*Instructions for the task*: Write out each line that follows exactly as it stands, without the pictures.

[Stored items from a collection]
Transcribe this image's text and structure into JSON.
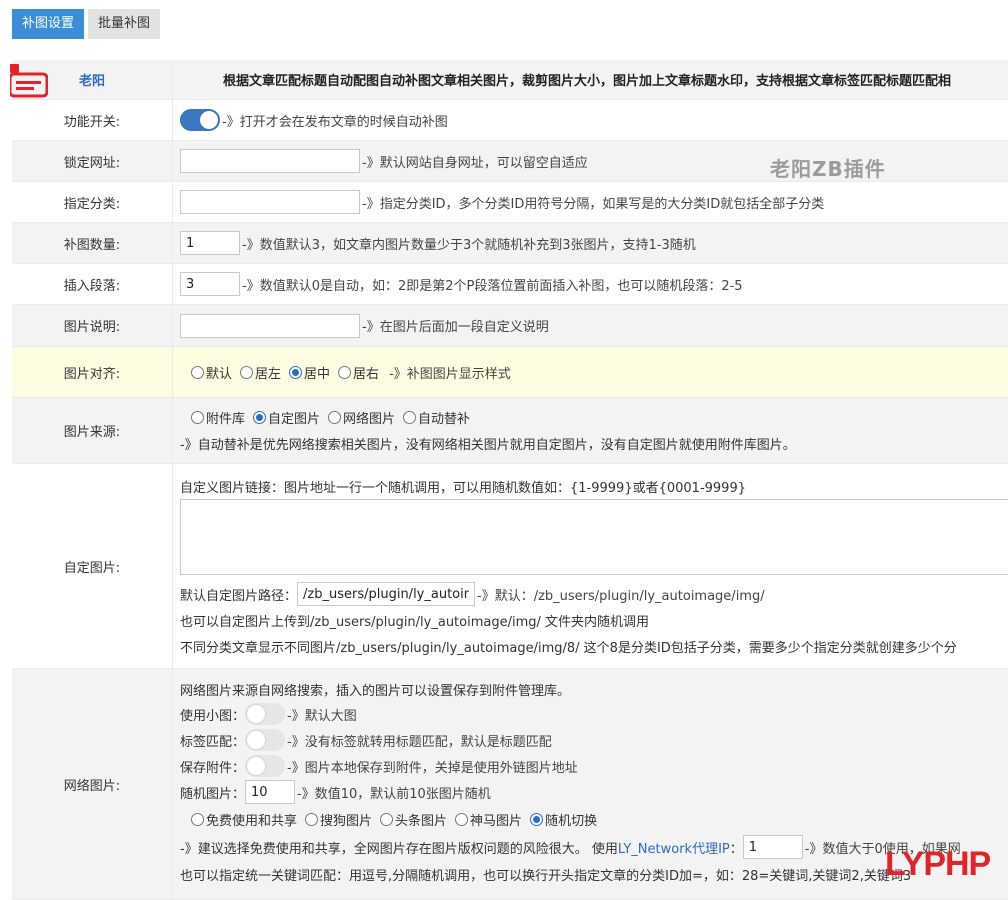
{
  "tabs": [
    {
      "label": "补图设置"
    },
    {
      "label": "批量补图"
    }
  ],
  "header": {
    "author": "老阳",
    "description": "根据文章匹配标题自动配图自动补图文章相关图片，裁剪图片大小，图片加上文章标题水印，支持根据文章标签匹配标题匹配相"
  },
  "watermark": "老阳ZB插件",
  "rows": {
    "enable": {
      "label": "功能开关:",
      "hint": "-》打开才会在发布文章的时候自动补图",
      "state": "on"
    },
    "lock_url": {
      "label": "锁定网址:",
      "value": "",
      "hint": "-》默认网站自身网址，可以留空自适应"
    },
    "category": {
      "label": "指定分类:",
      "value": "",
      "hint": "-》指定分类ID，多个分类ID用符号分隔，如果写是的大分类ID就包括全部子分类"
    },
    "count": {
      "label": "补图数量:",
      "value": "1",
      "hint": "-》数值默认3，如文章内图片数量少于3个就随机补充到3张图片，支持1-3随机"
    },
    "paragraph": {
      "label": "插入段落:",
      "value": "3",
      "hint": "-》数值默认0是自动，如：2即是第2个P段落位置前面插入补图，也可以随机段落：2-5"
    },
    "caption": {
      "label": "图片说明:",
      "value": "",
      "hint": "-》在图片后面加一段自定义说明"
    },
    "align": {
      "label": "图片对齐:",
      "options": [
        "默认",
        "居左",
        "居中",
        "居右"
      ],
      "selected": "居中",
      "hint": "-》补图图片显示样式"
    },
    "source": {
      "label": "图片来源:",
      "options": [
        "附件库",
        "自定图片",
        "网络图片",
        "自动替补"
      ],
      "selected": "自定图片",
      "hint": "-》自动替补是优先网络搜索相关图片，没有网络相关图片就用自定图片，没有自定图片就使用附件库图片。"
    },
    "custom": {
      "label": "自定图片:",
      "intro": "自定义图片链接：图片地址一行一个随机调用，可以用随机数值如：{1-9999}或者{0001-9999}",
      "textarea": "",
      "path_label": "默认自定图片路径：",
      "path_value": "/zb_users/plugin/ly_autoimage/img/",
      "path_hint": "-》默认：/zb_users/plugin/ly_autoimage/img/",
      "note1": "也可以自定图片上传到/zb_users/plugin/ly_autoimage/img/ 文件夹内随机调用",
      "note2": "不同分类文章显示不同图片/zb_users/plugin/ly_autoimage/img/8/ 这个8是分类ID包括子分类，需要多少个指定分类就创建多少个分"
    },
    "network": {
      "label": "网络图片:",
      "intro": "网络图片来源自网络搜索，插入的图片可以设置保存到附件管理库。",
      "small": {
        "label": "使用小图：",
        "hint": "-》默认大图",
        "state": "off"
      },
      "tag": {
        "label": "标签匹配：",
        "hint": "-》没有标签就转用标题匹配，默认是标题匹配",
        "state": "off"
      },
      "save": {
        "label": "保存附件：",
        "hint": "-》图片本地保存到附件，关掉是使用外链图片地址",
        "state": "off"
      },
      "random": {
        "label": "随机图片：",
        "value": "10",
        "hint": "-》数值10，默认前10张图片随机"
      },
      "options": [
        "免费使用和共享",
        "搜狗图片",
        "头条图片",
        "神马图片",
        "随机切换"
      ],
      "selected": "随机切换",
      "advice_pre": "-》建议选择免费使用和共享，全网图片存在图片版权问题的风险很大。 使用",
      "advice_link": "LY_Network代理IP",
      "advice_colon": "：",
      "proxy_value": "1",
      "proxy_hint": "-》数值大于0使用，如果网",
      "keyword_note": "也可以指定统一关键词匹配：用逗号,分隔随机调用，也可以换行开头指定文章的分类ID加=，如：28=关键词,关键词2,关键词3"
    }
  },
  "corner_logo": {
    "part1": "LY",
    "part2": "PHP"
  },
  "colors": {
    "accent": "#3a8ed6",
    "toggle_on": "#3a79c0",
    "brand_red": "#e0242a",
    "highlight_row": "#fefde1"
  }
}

*Complete output*:
Transcribe this image's text and structure into JSON.
{
  "tabs": [
    {
      "label": "补图设置"
    },
    {
      "label": "批量补图"
    }
  ],
  "header": {
    "author": "老阳",
    "description": "根据文章匹配标题自动配图自动补图文章相关图片，裁剪图片大小，图片加上文章标题水印，支持根据文章标签匹配标题匹配相"
  },
  "watermark": "老阳ZB插件",
  "rows": {
    "enable": {
      "label": "功能开关:",
      "hint": "-》打开才会在发布文章的时候自动补图",
      "state": "on"
    },
    "lock_url": {
      "label": "锁定网址:",
      "value": "",
      "hint": "-》默认网站自身网址，可以留空自适应"
    },
    "category": {
      "label": "指定分类:",
      "value": "",
      "hint": "-》指定分类ID，多个分类ID用符号分隔，如果写是的大分类ID就包括全部子分类"
    },
    "count": {
      "label": "补图数量:",
      "value": "1",
      "hint": "-》数值默认3，如文章内图片数量少于3个就随机补充到3张图片，支持1-3随机"
    },
    "paragraph": {
      "label": "插入段落:",
      "value": "3",
      "hint": "-》数值默认0是自动，如：2即是第2个P段落位置前面插入补图，也可以随机段落：2-5"
    },
    "caption": {
      "label": "图片说明:",
      "value": "",
      "hint": "-》在图片后面加一段自定义说明"
    },
    "align": {
      "label": "图片对齐:",
      "options": [
        "默认",
        "居左",
        "居中",
        "居右"
      ],
      "selected": "居中",
      "hint": "-》补图图片显示样式"
    },
    "source": {
      "label": "图片来源:",
      "options": [
        "附件库",
        "自定图片",
        "网络图片",
        "自动替补"
      ],
      "selected": "自定图片",
      "hint": "-》自动替补是优先网络搜索相关图片，没有网络相关图片就用自定图片，没有自定图片就使用附件库图片。"
    },
    "custom": {
      "label": "自定图片:",
      "intro": "自定义图片链接：图片地址一行一个随机调用，可以用随机数值如：{1-9999}或者{0001-9999}",
      "textarea": "",
      "path_label": "默认自定图片路径：",
      "path_value": "/zb_users/plugin/ly_autoimage/img/",
      "path_hint": "-》默认：/zb_users/plugin/ly_autoimage/img/",
      "note1": "也可以自定图片上传到/zb_users/plugin/ly_autoimage/img/ 文件夹内随机调用",
      "note2": "不同分类文章显示不同图片/zb_users/plugin/ly_autoimage/img/8/ 这个8是分类ID包括子分类，需要多少个指定分类就创建多少个分"
    },
    "network": {
      "label": "网络图片:",
      "intro": "网络图片来源自网络搜索，插入的图片可以设置保存到附件管理库。",
      "small": {
        "label": "使用小图：",
        "hint": "-》默认大图",
        "state": "off"
      },
      "tag": {
        "label": "标签匹配：",
        "hint": "-》没有标签就转用标题匹配，默认是标题匹配",
        "state": "off"
      },
      "save": {
        "label": "保存附件：",
        "hint": "-》图片本地保存到附件，关掉是使用外链图片地址",
        "state": "off"
      },
      "random": {
        "label": "随机图片：",
        "value": "10",
        "hint": "-》数值10，默认前10张图片随机"
      },
      "options": [
        "免费使用和共享",
        "搜狗图片",
        "头条图片",
        "神马图片",
        "随机切换"
      ],
      "selected": "随机切换",
      "advice_pre": "-》建议选择免费使用和共享，全网图片存在图片版权问题的风险很大。 使用",
      "advice_link": "LY_Network代理IP",
      "advice_colon": "：",
      "proxy_value": "1",
      "proxy_hint": "-》数值大于0使用，如果网",
      "keyword_note": "也可以指定统一关键词匹配：用逗号,分隔随机调用，也可以换行开头指定文章的分类ID加=，如：28=关键词,关键词2,关键词3"
    }
  },
  "corner_logo": {
    "part1": "LY",
    "part2": "PHP"
  },
  "colors": {
    "accent": "#3a8ed6",
    "toggle_on": "#3a79c0",
    "brand_red": "#e0242a",
    "highlight_row": "#fefde1"
  }
}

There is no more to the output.